### Directions
Show all lines that include the string "color"; copy each one.

### Source data
_____
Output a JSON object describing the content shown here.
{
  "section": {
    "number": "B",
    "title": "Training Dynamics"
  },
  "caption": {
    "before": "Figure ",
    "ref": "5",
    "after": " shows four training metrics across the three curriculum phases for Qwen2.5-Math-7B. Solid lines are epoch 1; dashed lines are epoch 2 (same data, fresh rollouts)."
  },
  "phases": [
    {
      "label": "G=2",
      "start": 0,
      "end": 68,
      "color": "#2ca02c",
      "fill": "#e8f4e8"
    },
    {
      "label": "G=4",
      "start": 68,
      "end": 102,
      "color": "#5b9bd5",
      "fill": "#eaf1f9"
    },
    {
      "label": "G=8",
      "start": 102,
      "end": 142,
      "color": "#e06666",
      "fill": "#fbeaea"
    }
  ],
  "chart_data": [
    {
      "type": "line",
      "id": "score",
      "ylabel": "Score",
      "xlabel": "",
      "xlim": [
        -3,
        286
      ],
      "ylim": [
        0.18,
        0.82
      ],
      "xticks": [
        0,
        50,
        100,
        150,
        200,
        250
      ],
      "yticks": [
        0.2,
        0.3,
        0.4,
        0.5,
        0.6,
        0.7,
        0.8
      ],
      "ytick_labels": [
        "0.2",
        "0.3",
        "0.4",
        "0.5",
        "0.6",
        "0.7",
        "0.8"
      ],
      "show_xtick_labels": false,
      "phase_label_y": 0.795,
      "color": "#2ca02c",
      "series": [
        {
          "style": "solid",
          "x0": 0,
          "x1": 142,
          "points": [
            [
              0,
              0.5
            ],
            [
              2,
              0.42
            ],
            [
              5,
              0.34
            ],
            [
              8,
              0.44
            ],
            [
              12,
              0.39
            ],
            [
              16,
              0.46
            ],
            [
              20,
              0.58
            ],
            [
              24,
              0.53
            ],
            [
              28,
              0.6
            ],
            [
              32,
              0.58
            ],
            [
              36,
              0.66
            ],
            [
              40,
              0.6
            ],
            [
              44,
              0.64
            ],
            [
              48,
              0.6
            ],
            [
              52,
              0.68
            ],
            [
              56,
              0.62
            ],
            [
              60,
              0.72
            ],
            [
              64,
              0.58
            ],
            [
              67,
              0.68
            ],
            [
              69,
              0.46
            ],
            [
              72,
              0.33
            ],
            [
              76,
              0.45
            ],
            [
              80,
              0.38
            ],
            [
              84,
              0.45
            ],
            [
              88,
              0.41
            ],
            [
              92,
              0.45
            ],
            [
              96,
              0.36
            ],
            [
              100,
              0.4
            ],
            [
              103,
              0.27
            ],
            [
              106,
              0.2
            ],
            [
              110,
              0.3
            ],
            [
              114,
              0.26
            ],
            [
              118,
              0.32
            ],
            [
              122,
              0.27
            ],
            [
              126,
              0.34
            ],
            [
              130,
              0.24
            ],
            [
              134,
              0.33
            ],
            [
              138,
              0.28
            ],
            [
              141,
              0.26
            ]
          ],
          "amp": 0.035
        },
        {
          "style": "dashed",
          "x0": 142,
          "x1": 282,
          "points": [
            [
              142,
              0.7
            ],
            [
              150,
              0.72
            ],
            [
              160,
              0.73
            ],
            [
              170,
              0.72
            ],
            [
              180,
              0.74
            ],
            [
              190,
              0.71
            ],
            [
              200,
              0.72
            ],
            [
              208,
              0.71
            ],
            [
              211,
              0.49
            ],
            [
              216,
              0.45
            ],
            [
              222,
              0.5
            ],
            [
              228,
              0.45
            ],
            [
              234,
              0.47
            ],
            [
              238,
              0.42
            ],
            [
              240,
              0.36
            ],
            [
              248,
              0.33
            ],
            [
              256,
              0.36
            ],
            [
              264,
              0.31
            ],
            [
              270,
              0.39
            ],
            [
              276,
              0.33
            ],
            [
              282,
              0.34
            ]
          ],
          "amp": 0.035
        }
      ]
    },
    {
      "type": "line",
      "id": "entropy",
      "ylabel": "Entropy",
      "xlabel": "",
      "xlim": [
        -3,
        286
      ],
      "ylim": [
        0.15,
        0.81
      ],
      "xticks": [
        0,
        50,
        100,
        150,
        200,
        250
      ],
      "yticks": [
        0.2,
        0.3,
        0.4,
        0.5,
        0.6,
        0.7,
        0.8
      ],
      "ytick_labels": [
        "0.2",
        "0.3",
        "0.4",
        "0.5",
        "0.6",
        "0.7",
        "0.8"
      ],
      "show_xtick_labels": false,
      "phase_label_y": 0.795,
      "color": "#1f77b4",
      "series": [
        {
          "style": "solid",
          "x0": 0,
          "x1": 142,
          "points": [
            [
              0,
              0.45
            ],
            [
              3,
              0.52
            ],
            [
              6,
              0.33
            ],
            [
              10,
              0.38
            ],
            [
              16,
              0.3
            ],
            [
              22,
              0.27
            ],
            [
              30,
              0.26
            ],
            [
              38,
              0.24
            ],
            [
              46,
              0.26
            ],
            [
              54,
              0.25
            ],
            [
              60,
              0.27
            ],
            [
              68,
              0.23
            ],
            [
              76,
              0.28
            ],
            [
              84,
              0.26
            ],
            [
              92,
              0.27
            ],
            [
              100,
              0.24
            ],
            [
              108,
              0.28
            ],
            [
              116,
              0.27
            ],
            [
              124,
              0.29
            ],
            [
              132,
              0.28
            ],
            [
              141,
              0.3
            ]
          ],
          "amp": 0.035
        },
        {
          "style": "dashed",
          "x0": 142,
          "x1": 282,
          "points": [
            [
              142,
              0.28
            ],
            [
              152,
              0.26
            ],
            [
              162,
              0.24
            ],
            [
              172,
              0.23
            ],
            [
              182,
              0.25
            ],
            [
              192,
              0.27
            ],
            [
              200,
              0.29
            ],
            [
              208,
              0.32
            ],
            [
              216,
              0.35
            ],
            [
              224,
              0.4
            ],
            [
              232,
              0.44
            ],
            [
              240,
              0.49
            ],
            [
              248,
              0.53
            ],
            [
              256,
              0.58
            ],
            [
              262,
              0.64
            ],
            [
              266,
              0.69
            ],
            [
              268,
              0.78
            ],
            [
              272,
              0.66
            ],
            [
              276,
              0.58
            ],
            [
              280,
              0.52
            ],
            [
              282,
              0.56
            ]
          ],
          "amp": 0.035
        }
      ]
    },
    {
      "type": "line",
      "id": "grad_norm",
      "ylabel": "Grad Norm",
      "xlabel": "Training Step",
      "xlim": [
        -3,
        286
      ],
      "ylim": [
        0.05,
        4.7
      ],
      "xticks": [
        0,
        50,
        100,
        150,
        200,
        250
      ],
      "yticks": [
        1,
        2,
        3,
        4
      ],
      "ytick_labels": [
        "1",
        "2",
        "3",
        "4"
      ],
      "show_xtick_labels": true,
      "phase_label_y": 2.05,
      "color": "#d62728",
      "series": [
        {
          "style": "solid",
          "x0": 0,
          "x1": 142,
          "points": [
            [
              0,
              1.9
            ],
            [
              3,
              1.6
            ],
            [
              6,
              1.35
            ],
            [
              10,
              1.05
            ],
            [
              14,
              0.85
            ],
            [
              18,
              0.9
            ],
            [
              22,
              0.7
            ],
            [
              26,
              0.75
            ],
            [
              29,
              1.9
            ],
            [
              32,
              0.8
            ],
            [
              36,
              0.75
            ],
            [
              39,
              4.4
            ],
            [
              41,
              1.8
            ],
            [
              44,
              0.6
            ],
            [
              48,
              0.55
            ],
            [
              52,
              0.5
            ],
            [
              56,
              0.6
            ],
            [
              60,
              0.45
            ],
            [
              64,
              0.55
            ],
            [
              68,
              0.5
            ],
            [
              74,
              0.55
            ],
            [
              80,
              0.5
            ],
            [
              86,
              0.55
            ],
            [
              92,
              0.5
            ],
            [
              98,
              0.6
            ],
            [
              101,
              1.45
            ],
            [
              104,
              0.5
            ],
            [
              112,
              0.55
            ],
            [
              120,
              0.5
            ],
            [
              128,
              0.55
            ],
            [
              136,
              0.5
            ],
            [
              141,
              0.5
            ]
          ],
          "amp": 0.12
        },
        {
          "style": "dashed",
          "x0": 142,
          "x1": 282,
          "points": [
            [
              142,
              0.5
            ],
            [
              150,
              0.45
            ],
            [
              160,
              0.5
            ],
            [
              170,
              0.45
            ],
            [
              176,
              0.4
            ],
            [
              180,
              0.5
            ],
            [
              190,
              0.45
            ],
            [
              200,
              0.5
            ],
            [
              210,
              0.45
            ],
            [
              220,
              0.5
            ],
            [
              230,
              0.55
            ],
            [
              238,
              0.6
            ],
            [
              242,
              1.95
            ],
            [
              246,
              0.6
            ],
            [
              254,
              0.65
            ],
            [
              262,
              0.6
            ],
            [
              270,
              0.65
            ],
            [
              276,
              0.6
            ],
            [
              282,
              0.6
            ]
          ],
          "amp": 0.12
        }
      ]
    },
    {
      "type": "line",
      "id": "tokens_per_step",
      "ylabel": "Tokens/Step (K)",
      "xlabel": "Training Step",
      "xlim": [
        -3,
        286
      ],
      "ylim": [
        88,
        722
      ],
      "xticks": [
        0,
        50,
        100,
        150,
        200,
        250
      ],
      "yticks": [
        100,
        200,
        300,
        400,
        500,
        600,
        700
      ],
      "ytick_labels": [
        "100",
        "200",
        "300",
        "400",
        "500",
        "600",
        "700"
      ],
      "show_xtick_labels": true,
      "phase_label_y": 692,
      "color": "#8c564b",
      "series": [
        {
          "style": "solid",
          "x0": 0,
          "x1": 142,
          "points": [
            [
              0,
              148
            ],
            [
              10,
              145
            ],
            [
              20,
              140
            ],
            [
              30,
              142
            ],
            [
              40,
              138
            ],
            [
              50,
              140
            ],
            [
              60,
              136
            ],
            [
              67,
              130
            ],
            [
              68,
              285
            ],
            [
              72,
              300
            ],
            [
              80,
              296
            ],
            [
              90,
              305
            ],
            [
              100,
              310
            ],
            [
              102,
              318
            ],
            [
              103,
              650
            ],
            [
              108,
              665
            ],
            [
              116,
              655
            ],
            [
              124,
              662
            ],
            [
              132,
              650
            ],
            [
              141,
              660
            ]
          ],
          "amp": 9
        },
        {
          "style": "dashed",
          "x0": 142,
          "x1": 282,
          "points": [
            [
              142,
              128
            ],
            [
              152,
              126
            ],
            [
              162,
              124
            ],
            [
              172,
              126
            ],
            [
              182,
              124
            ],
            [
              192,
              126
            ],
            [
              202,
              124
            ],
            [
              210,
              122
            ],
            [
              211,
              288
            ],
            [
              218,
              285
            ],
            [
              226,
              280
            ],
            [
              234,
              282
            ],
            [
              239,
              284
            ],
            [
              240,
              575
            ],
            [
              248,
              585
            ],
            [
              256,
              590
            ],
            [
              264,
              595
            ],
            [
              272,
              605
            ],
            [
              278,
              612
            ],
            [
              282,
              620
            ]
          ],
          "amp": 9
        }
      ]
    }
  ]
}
_____
### The response
      "color": "#2ca02c",
      "color": "#5b9bd5",
      "color": "#e06666",
      "color": "#2ca02c",
      "color": "#1f77b4",
      "color": "#d62728",
      "color": "#8c564b",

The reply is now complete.